• Texto de la página
________
En el último medio siglo hay dos “11 de septiembre” trágicos de gran significado político y resultado de conspiraciones largamente incubadas, bien financiadas, fruto de concepciones extremistas e intolerantes que por la vía de acciones espectacularmente violentas buscaron incidir en el desarrollo de procesos regionales y globales de lucha por el poder. Uno es el protagonizado en 2001 por el saudita Osama Bin Laden y la organización Al Qaeda para destruir de manera espectacular las Torres Gemelas de Nueva York y el Pentágono e iniciar una Jihad o guerra santa del mundo islámico contra los Estados Unidos, “enemigo de Dios, de su mensajero y de los musulmanes”.
El otro “11 de septiembre” es resultado de una tortuosa conspiración generada por la Guerra Fría e impulsada por la alianza de la derecha chilena con agencias del gobierno norteamericano para impedir que Salvador Allende ganara la presidencia de su país. Cuando ese empeño fracasó, Washington decidió desbarrancar el gobierno allendista para imposibilitar que la izquierda chilena pudiese hacer realidad una vía pacífica y democrática como forma de transitar del capitalismo al socialismo.
Veamos detalles del caso. En un documento preparado para la reunión del 6 de noviembre de 1970, del Consejo de Seguridad norteamericano encabezado por Henry Kissinger y citado por Peter Kornbluh, archivista de los Archivos Nacionales de Washington, especializado en el caso chileno y autor de Pinochet desclasificado. Los archivos secretos de Estados Unidos sobre Chile, [2023]. El documento asienta: “lo que suceda en Chile…tendrá ramificaciones que irán mucho más allá de Estados Unidos…[afectará] sobre lo que suceda en el resto de América Latina …Y en el panorama mundial más amplio, incluidas nuestras relaciones con la URSS. Incluso afectaran nuestra propia concepción de cuál es nuestro papel en el mundo”.
________
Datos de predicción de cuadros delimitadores
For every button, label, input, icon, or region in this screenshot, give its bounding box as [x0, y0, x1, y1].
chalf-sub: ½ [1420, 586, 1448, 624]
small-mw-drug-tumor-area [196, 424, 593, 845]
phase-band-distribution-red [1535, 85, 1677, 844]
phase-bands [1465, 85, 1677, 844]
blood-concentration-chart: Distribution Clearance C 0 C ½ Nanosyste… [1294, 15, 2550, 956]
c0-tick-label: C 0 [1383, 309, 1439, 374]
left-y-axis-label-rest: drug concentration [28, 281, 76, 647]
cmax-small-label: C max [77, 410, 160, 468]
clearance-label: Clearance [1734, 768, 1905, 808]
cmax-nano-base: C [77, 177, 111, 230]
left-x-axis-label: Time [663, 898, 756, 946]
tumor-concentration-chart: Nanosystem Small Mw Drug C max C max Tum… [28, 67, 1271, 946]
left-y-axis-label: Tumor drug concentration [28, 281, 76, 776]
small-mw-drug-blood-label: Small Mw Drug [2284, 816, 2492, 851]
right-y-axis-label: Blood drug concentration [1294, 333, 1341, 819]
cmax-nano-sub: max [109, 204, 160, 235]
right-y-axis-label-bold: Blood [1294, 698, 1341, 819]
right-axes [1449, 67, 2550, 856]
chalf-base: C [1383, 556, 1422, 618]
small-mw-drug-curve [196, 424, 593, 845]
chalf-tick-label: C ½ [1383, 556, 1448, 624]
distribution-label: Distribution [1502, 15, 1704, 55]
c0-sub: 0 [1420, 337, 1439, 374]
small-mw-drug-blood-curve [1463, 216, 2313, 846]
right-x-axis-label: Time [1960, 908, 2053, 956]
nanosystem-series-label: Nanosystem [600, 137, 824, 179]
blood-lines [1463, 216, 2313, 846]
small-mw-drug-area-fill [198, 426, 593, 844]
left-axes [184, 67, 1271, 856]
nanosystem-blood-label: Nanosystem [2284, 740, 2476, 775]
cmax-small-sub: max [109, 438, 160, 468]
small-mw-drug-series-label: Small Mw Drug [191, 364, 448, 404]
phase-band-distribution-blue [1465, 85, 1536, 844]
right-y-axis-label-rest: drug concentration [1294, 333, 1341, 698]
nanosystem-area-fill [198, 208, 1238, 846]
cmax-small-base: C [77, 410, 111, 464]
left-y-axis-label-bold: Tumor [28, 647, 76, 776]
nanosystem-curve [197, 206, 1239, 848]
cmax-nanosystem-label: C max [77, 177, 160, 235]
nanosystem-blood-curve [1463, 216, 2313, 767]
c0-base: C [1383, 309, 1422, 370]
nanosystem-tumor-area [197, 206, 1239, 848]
________
• Consigna
Enumera todas las personas que el texto sobre los dos 11 de septiembre nombra, sin contar las que solo aparecen en el título de un libro.

• Ejercicio resuelto
Osama Bin Laden, Salvador Allende, Henry Kissinger y Peter Kornbluh.